>>>>>
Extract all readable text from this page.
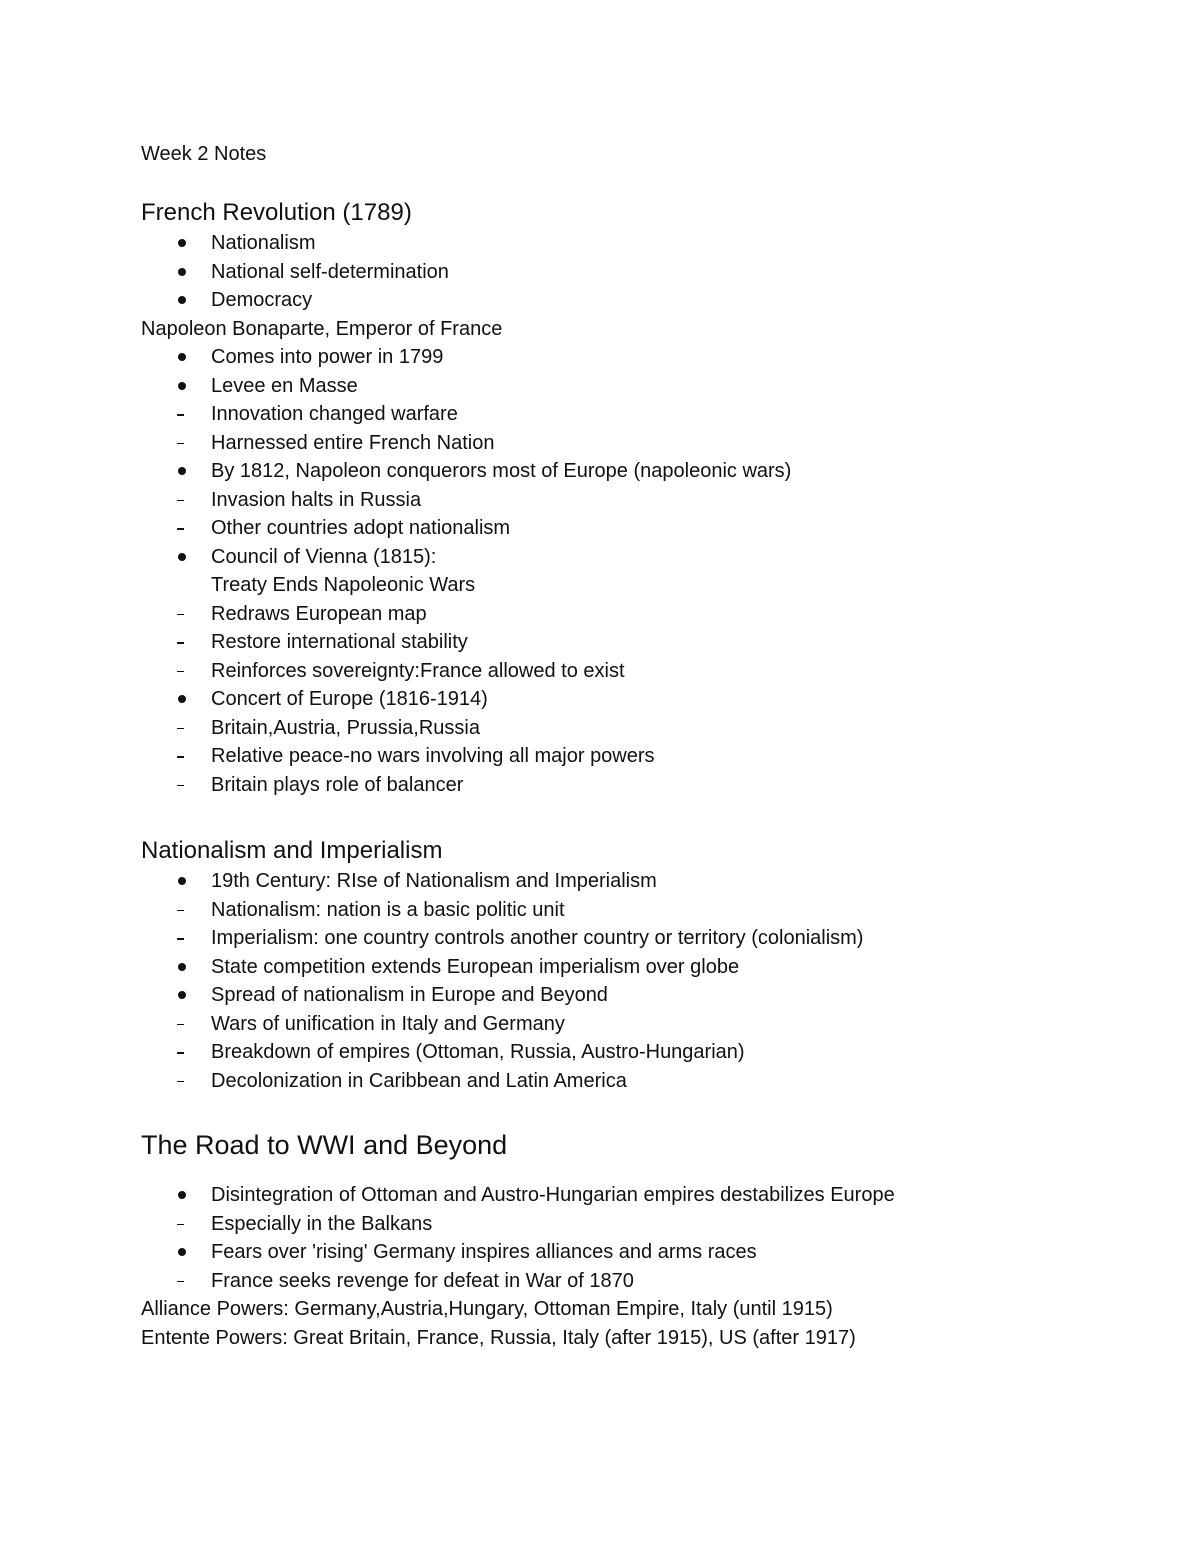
Week 2 Notes
French Revolution (1789)
Nationalism
National self-determination
Democracy
Napoleon Bonaparte, Emperor of France
Comes into power in 1799
Levee en Masse
Innovation changed warfare
Harnessed entire French Nation
By 1812, Napoleon conquerors most of Europe (napoleonic wars)
Invasion halts in Russia
Other countries adopt nationalism
Council of Vienna (1815):
Treaty Ends Napoleonic Wars
Redraws European map
Restore international stability
Reinforces sovereignty:France allowed to exist
Concert of Europe (1816-1914)
Britain,Austria, Prussia,Russia
Relative peace-no wars involving all major powers
Britain plays role of balancer
Nationalism and Imperialism
19th Century: RIse of Nationalism and Imperialism
Nationalism: nation is a basic politic unit
Imperialism: one country controls another country or territory (colonialism)
State competition extends European imperialism over globe
Spread of nationalism in Europe and Beyond
Wars of unification in Italy and Germany
Breakdown of empires (Ottoman, Russia, Austro-Hungarian)
Decolonization in Caribbean and Latin America
The Road to WWI and Beyond
Disintegration of Ottoman and Austro-Hungarian empires destabilizes Europe
Especially in the Balkans
Fears over 'rising' Germany inspires alliances and arms races
France seeks revenge for defeat in War of 1870
Alliance Powers: Germany,Austria,Hungary, Ottoman Empire, Italy (until 1915)
Entente Powers: Great Britain, France, Russia, Italy (after 1915), US (after 1917)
<<<<<
PROBLEM DETAILS:
Write out the records above exactly as they stand, leaving out every picture.

EXERCISE SOLUTION:
Extract all readable text from this page.
Week 2 Notes
French Revolution (1789)
Nationalism
National self-determination
Democracy
Napoleon Bonaparte, Emperor of France
Comes into power in 1799
Levee en Masse
Innovation changed warfare
Harnessed entire French Nation
By 1812, Napoleon conquerors most of Europe (napoleonic wars)
Invasion halts in Russia
Other countries adopt nationalism
Council of Vienna (1815):
Treaty Ends Napoleonic Wars
Redraws European map
Restore international stability
Reinforces sovereignty:France allowed to exist
Concert of Europe (1816-1914)
Britain,Austria, Prussia,Russia
Relative peace-no wars involving all major powers
Britain plays role of balancer
Nationalism and Imperialism
19th Century: RIse of Nationalism and Imperialism
Nationalism: nation is a basic politic unit
Imperialism: one country controls another country or territory (colonialism)
State competition extends European imperialism over globe
Spread of nationalism in Europe and Beyond
Wars of unification in Italy and Germany
Breakdown of empires (Ottoman, Russia, Austro-Hungarian)
Decolonization in Caribbean and Latin America
The Road to WWI and Beyond
Disintegration of Ottoman and Austro-Hungarian empires destabilizes Europe
Especially in the Balkans
Fears over 'rising' Germany inspires alliances and arms races
France seeks revenge for defeat in War of 1870
Alliance Powers: Germany,Austria,Hungary, Ottoman Empire, Italy (until 1915)
Entente Powers: Great Britain, France, Russia, Italy (after 1915), US (after 1917)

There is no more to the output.